Positioning and Comparison of the 3 Models

When organizing the three models by developer, distribution method, and intended use on an ecosystem basis, the picture looks like this. AWS integrates via SageMaker JumpStart and Bedrock Marketplace, Google integrates via BigQuery's AI.FORECAST, and NVIDIA provides it as a NIM on DGX Cloud — it's interesting how each company's platform strategy is transparently visible.

Placing the main specs side by side makes the commonalities and differences clearly visible.

Item Chronos-2 TimesFM 2.5 NV-Tesseract
Provider AWS (Amazon Science) Google Research NVIDIA
Release 2025-10-20 2025-09 2025 (Evaluation License)
Architecture T5 encoder + Group Attention Decoder-only + Quantile head Transformer (details undisclosed)
Parameters 120M / 28M 200M Undisclosed
Context Limit 8,192 16,384 Undisclosed
Multivariate Forecasting Native support Supported Supported
Anomaly Detection - (Forecast-focused) AI.DETECT_ANOMALIES GA Native (NV-Tesseract-AD)
Fine-Tuning Publicly available Publicly available Via NIM only
License Apache 2.0 Apache 2.0 Evaluation license
Availability HF / GitHub HF / JAX version available DGX Cloud NIM only
Commercial Use Available Available Conditional during evaluation

While both Chronos-2 and TimesFM 2.5 are available under Apache 2.0 and can run locally, NV-Tesseract is in the evaluation license stage and can only be accessed via DGX Cloud NIM — a notable difference in availability. The general release timeline has not been announced as of now. (As of May 2026)

Verification Environment

Both models are fully operable via Python library calls. Since dependency versions conflict, separate uv venvs were created for each.

Item Value
Hardware DGX Spark (NVIDIA GB10, aarch64, 128GB UMA)
OS / Driver Ubuntu 24.04 / NVIDIA driver 580.142
Python 3.13.13
PyTorch 2.12.0+cu130 (common to both venvs)
For Chronos-2 chronos-forecasting==2.2.2, transformers==4.57.6
For TimesFM 2.5 timesfm==2.0.0 (git head d720daa6), safetensors==0.7.0

Trying Chronos-2

Just install chronos-forecasting>=2.1.0 (2.1.0 and later includes a bug fix for past-value covariates) via pip. PyTorch specifies the cu130 wheel index explicitly for the ARM64 + Blackwell GB10.

uv pip install --index-url https://download.pytorch.org/whl/cu130 \
  --extra-index-url https://pypi.org/simple/ torch
uv pip install "chronos-forecasting>=2.1.0"

The minimal sample looks like this. It goes end-to-end from BaseChronosPipeline.from_pretrained to predict_quantiles, returning 21 types of quantiles in a single inference after loading.

import numpy as np
import torch
from chronos import BaseChronosPipeline

pipeline = BaseChronosPipeline.from_pretrained(
    "amazon/chronos-2", device_map="cuda", dtype=torch.bfloat16
)
# Input is a 3D tensor of shape (n_series, n_variates, history_length)
context = torch.tensor(np.arange(512, dtype=np.float32)[None, None, :])
quantiles_list, mean_list = pipeline.predict_quantiles(
    context, prediction_length=96, quantile_levels=[0.1, 0.5, 0.9]
)

=== Data listing ===
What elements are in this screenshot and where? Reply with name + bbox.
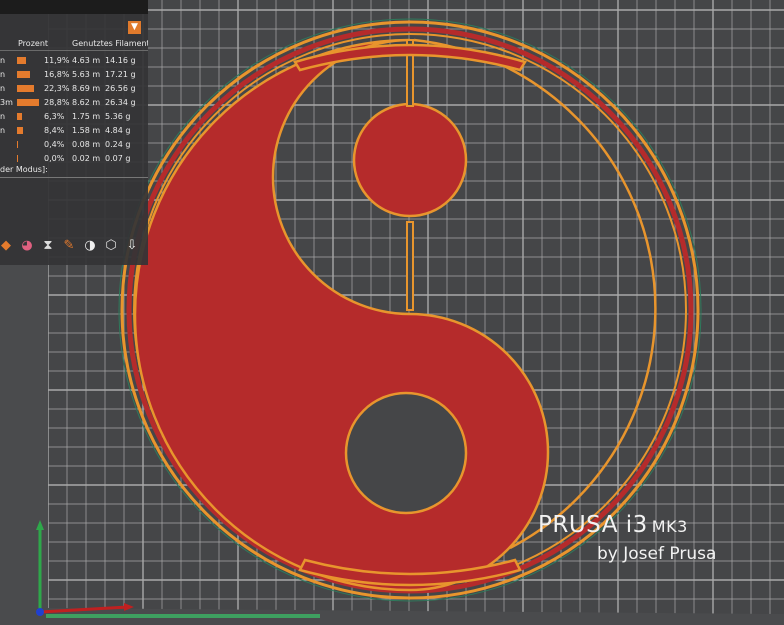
legend-row-length: 1.58 m: [72, 126, 101, 135]
header-divider: [0, 50, 148, 51]
legend-row-length: 5.63 m: [72, 70, 101, 79]
export-icon[interactable]: ⇩: [124, 238, 140, 254]
legend-row-bar: [17, 113, 22, 120]
legend-row-length: 8.62 m: [72, 98, 101, 107]
upper-eye: [352, 102, 468, 218]
legend-row-bar: [17, 99, 39, 106]
legend-row-bar: [17, 85, 35, 92]
color-icon[interactable]: ◕: [19, 238, 35, 254]
legend-row-label: n: [0, 84, 6, 93]
legend-row: n 6,3% 1.75 m 5.36 g: [0, 110, 148, 123]
legend-row-percent: 28,8%: [44, 98, 70, 107]
legend-row: n 16,8% 5.63 m 17.21 g: [0, 68, 148, 81]
legend-row-weight: 14.16 g: [105, 56, 136, 65]
legend-row-length: 0.02 m: [72, 154, 101, 163]
logo-model: PRUSA i3: [538, 512, 648, 538]
hourglass-icon[interactable]: ⧗: [40, 238, 56, 254]
connector-bottom: [406, 221, 414, 311]
legend-row-bar: [17, 141, 18, 148]
legend-row-length: 1.75 m: [72, 112, 101, 121]
legend-row: 0,4% 0.08 m 0.24 g: [0, 138, 148, 151]
lower-eye: [344, 391, 468, 515]
legend-row: 3m 28,8% 8.62 m 26.34 g: [0, 96, 148, 109]
legend-row-length: 0.08 m: [72, 140, 101, 149]
legend-row-percent: 0,0%: [44, 154, 65, 163]
legend-row-percent: 6,3%: [44, 112, 65, 121]
legend-row-label: n: [0, 112, 6, 121]
legend-row-bar: [17, 71, 30, 78]
legend-row-percent: 16,8%: [44, 70, 70, 79]
legend-row-weight: 4.84 g: [105, 126, 131, 135]
legend-row-weight: 26.56 g: [105, 84, 136, 93]
legend-row-bar: [17, 155, 18, 162]
legend-row-weight: 17.21 g: [105, 70, 136, 79]
logo-suffix: MK3: [651, 517, 688, 536]
legend-row-length: 4.63 m: [72, 56, 101, 65]
checker-icon[interactable]: ◑: [82, 238, 98, 254]
mode-label: der Modus]:: [0, 165, 48, 174]
legend-row-label: n: [0, 126, 6, 135]
cube-icon[interactable]: ⬡: [103, 238, 119, 254]
legend-row-length: 8.69 m: [72, 84, 101, 93]
legend-row-percent: 0,4%: [44, 140, 65, 149]
filament-header: Genutztes Filament: [72, 39, 148, 48]
legend-row-label: n: [0, 56, 6, 65]
legend-row: n 11,9% 4.63 m 14.16 g: [0, 54, 148, 67]
legend-panel: ▼ Prozent Genutztes Filament n 11,9% 4.63 …: [0, 0, 148, 265]
legend-row-bar: [17, 127, 24, 134]
legend-row: n 8,4% 1.58 m 4.84 g: [0, 124, 148, 137]
layers-icon[interactable]: ◆: [0, 238, 14, 254]
legend-row-weight: 5.36 g: [105, 112, 131, 121]
legend-row-weight: 26.34 g: [105, 98, 136, 107]
legend-row-weight: 0.24 g: [105, 140, 131, 149]
legend-row-label: n: [0, 70, 6, 79]
edit-icon[interactable]: ✎: [61, 238, 77, 254]
legend-row-label: 3m: [0, 98, 13, 107]
logo-byline: by Josef Prusa: [597, 544, 717, 564]
mode-divider: [0, 177, 148, 178]
legend-row: 0,0% 0.02 m 0.07 g: [0, 152, 148, 165]
legend-row-weight: 0.07 g: [105, 154, 131, 163]
legend-row-percent: 8,4%: [44, 126, 65, 135]
percent-header: Prozent: [18, 39, 49, 48]
legend-row-percent: 22,3%: [44, 84, 70, 93]
legend-row-percent: 11,9%: [44, 56, 70, 65]
legend-row-bar: [17, 57, 27, 64]
legend-row: n 22,3% 8.69 m 26.56 g: [0, 82, 148, 95]
panel-topbar: [0, 0, 148, 14]
collapse-toggle-icon[interactable]: ▼: [128, 21, 141, 34]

=== Exercises ===
A - In the records, switch "legend-row-bar" to "legend-row-swatch" from the line with "legend-row-length: 1.58 m: [72, 126, 101, 135]" to the line with "lower-eye: [344, 391, 468, 515]". Return only those lines, with everything else unchanged.
B - Pick up the comparison of the three time-series forecasting models after its final line and keep it going.

=== Per-task answers ===
A -
legend-row-length: 1.58 m: [72, 126, 101, 135]
header-divider: [0, 50, 148, 51]
legend-row-length: 5.63 m: [72, 70, 101, 79]
export-icon[interactable]: ⇩: [124, 238, 140, 254]
legend-row-swatch: [17, 113, 22, 120]
legend-row-length: 8.62 m: [72, 98, 101, 107]
upper-eye: [352, 102, 468, 218]
legend-row-swatch: [17, 99, 39, 106]
legend-row-swatch: [17, 85, 35, 92]
color-icon[interactable]: ◕: [19, 238, 35, 254]
legend-row-label: n: [0, 84, 6, 93]
legend-row: n 6,3% 1.75 m 5.36 g: [0, 110, 148, 123]
legend-row-percent: 28,8%: [44, 98, 70, 107]
legend-row: n 16,8% 5.63 m 17.21 g: [0, 68, 148, 81]
legend-row-weight: 14.16 g: [105, 56, 136, 65]
legend-row-length: 0.02 m: [72, 154, 101, 163]
logo-model: PRUSA i3: [538, 512, 648, 538]
hourglass-icon[interactable]: ⧗: [40, 238, 56, 254]
connector-bottom: [406, 221, 414, 311]
legend-row-swatch: [17, 141, 18, 148]
legend-row-length: 1.75 m: [72, 112, 101, 121]
legend-row: 0,4% 0.08 m 0.24 g: [0, 138, 148, 151]
lower-eye: [344, 391, 468, 515]

B -
print(quantiles_list[0].shape)  # torch.Size([1, 96, 3])

One thing to be careful about: predict_quantiles in chronos-forecasting>=2.2 has completely revamped argument names, input shapes, and return values, so directly copying from older articles or official examples won't work.

Trying TimesFM 2.5

The one thing to watch out for with TimesFM 2.5 is that the timesfm==1.3.0 distributed on PyPI does not yet include the TimesFM 2.5 API. The Hugging Face model card also explicitly states "pip install from PyPI coming soon. At this point, please git clone," meaning a source install from the GitHub HEAD is the only option for now. Since it's installed with --no-deps, safetensors must be specified separately.

uv pip install --index-url https://download.pytorch.org/whl/cu130 \
  --extra-index-url https://pypi.org/simple/ torch safetensors
uv pip install --force-reinstall --no-deps \
  "timesfm @ git+https://github.com/google-research/timesfm.git"

Here is the minimal sample. The pattern is to set the context and horizon limits using ForecastConfig and compile, then pass the actual prediction length to forecast.

import numpy as np
import timesfm

model = timesfm.TimesFM_2p5_200M_torch.from_pretrained(
    "google/timesfm-2.5-200m-pytorch"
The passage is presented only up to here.